─── Provided records

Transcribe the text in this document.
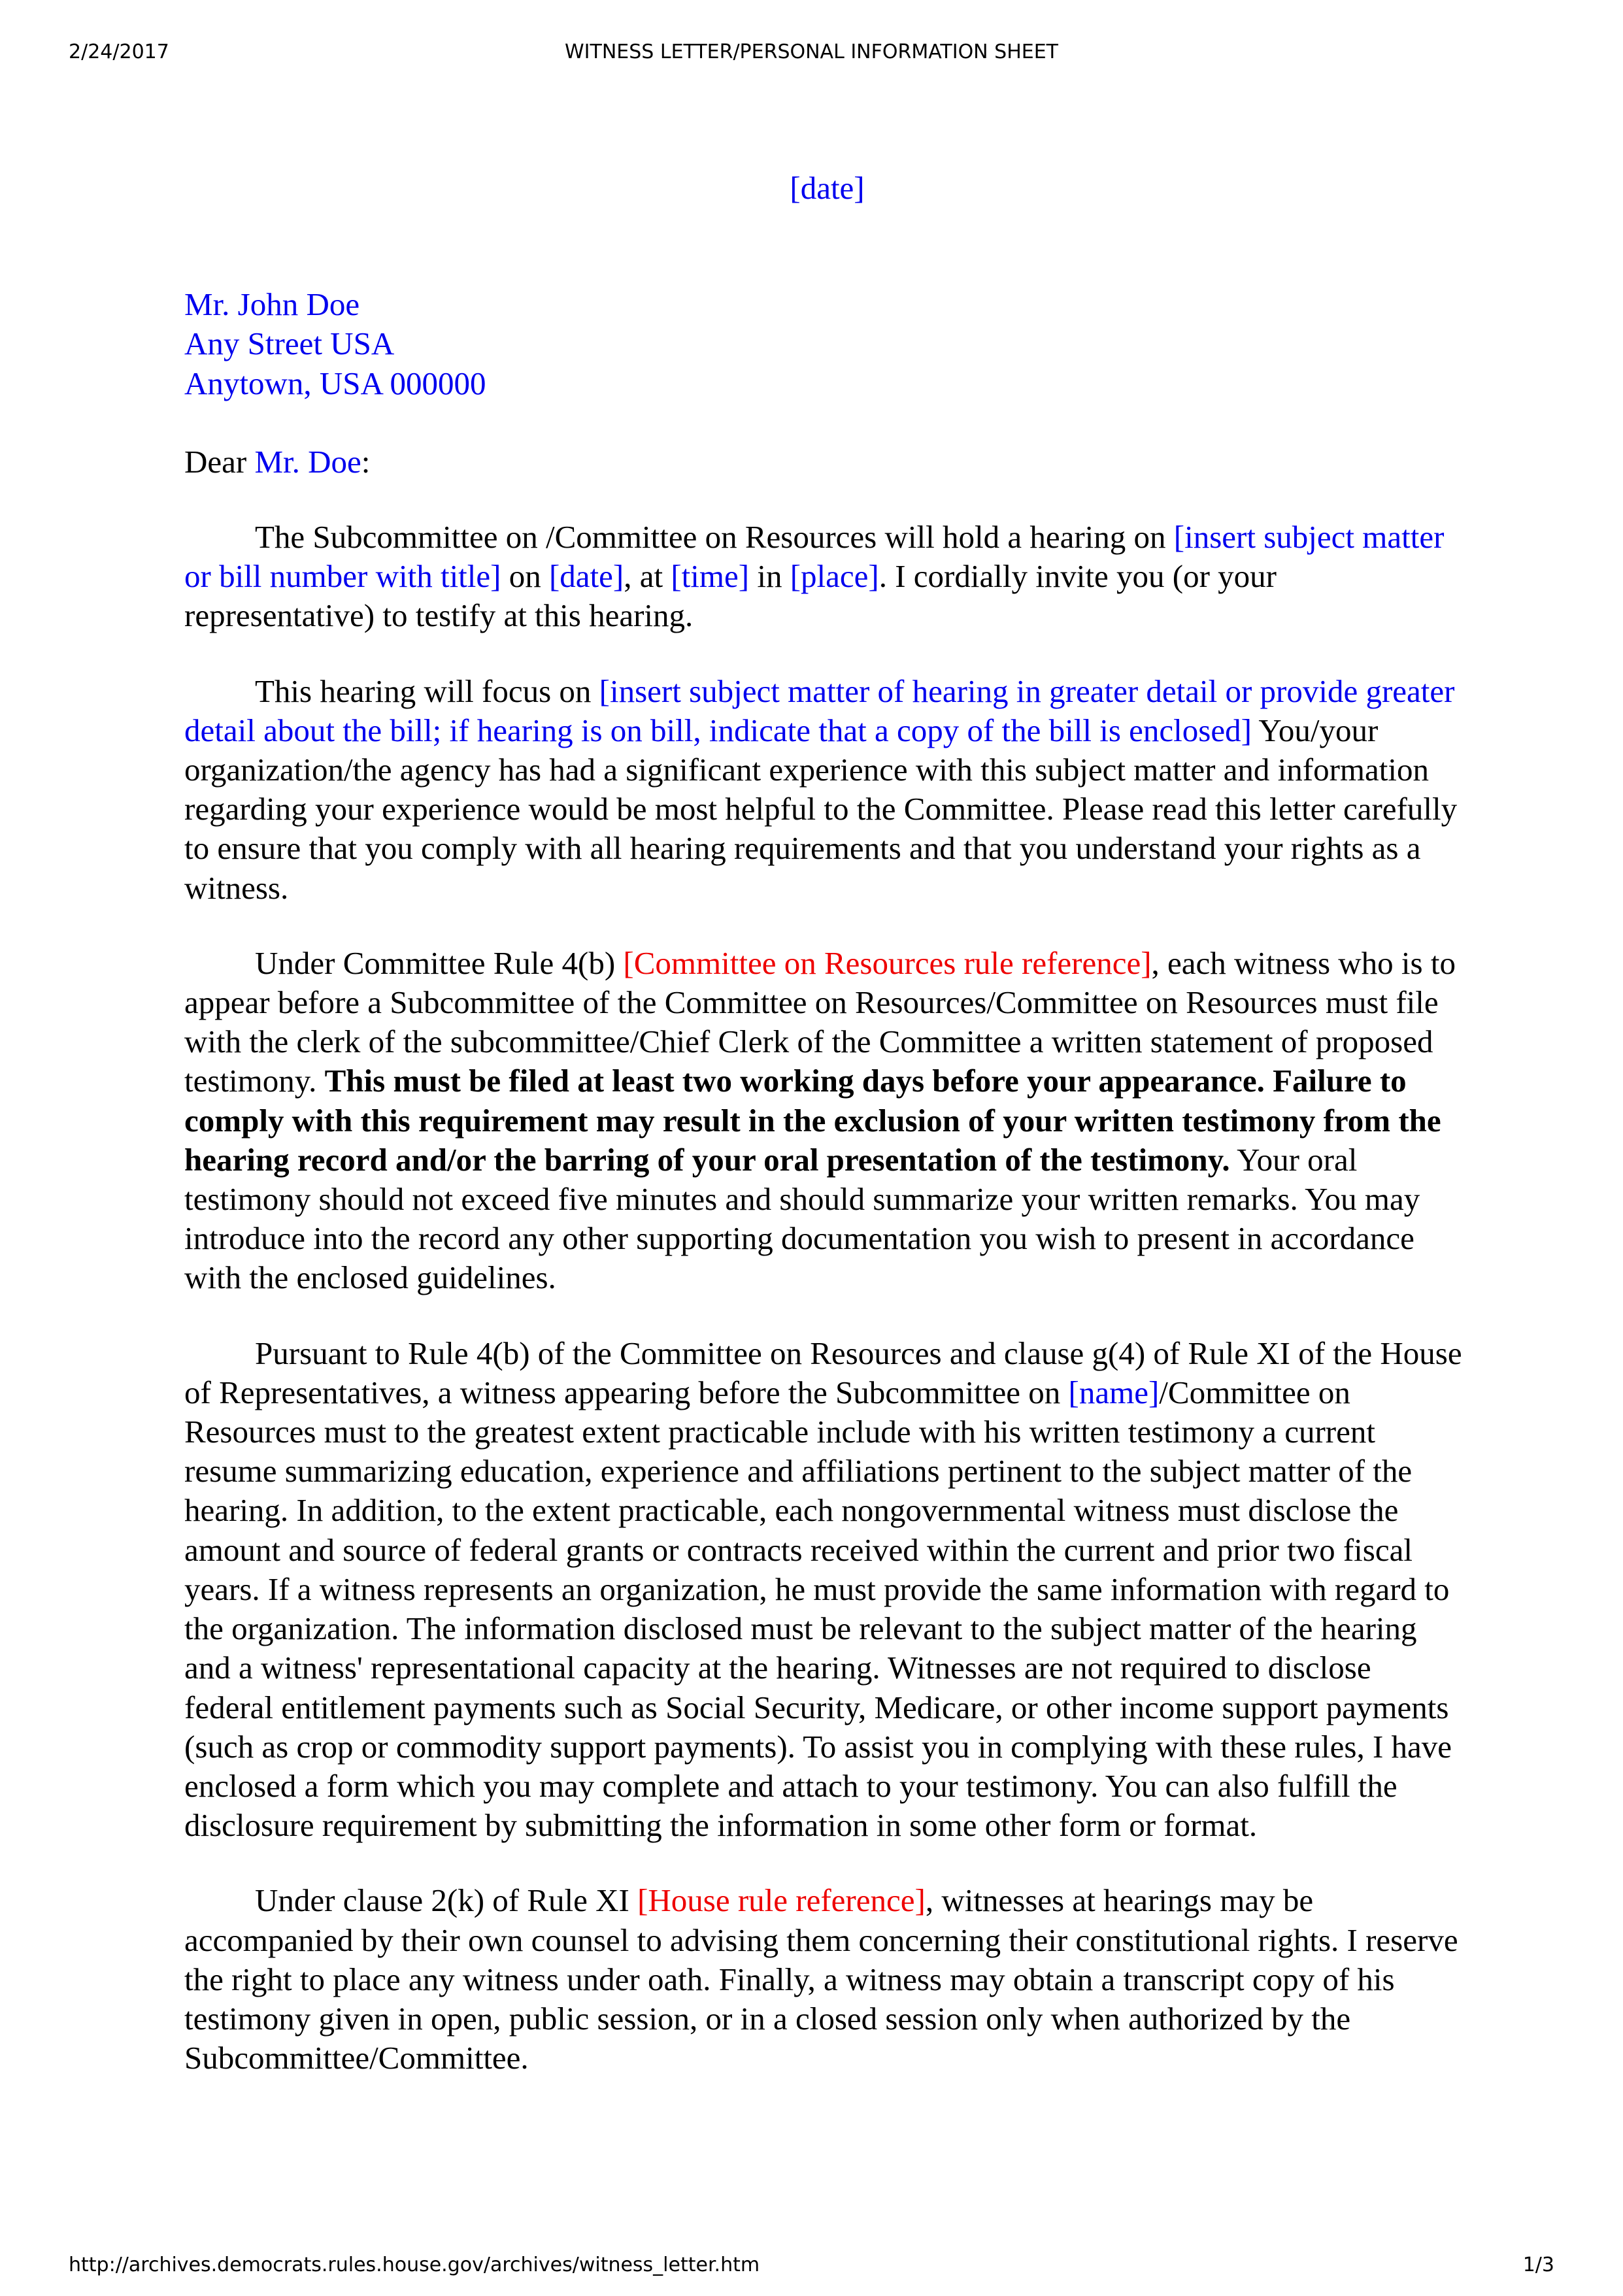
WITNESS LETTER/PERSONAL INFORMATION SHEET
2/24/2017
[date]
Mr. John Doe
Any Street USA
Anytown, USA 000000
Dear Mr. Doe:
The Subcommittee on /Committee on Resources will hold a hearing on [insert subject matter or bill number with title] on [date], at [time] in [place]. I cordially invite you (or your representative) to testify at this hearing.
This hearing will focus on [insert subject matter of hearing in greater detail or provide greater detail about the bill; if hearing is on bill, indicate that a copy of the bill is enclosed] You/your organization/the agency has had a significant experience with this subject matter and information regarding your experience would be most helpful to the Committee. Please read this letter carefully to ensure that you comply with all hearing requirements and that you understand your rights as a witness.
Under Committee Rule 4(b) [Committee on Resources rule reference], each witness who is to appear before a Subcommittee of the Committee on Resources/Committee on Resources must file with the clerk of the subcommittee/Chief Clerk of the Committee a written statement of proposed testimony. This must be filed at least two working days before your appearance. Failure to comply with this requirement may result in the exclusion of your written testimony from the hearing record and/or the barring of your oral presentation of the testimony. Your oral testimony should not exceed five minutes and should summarize your written remarks. You may introduce into the record any other supporting documentation you wish to present in accordance with the enclosed guidelines.
Pursuant to Rule 4(b) of the Committee on Resources and clause g(4) of Rule XI of the House of Representatives, a witness appearing before the Subcommittee on [name]/Committee on Resources must to the greatest extent practicable include with his written testimony a current resume summarizing education, experience and affiliations pertinent to the subject matter of the hearing. In addition, to the extent practicable, each nongovernmental witness must disclose the amount and source of federal grants or contracts received within the current and prior two fiscal years. If a witness represents an organization, he must provide the same information with regard to the organization. The information disclosed must be relevant to the subject matter of the hearing and a witness' representational capacity at the hearing. Witnesses are not required to disclose federal entitlement payments such as Social Security, Medicare, or other income support payments (such as crop or commodity support payments). To assist you in complying with these rules, I have enclosed a form which you may complete and attach to your testimony. You can also fulfill the disclosure requirement by submitting the information in some other form or format.
Under clause 2(k) of Rule XI [House rule reference], witnesses at hearings may be accompanied by their own counsel to advising them concerning their constitutional rights. I reserve the right to place any witness under oath. Finally, a witness may obtain a transcript copy of his testimony given in open, public session, or in a closed session only when authorized by the Subcommittee/Committee.
http://archives.democrats.rules.house.gov/archives/witness_letter.htm	1/3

──────

• [What you will do]: Using the listing, collect all lines in which the string "insert" is found.

• [Solution for this exercise]:
The Subcommittee on /Committee on Resources will hold a hearing on [insert subject matter or bill number with title] on [date], at [time] in [place]. I cordially invite you (or your representative) to testify at this hearing.
This hearing will focus on [insert subject matter of hearing in greater detail or provide greater detail about the bill; if hearing is on bill, indicate that a copy of the bill is enclosed] You/your organization/the agency has had a significant experience with this subject matter and information regarding your experience would be most helpful to the Committee. Please read this letter carefully to ensure that you comply with all hearing requirements and that you understand your rights as a witness.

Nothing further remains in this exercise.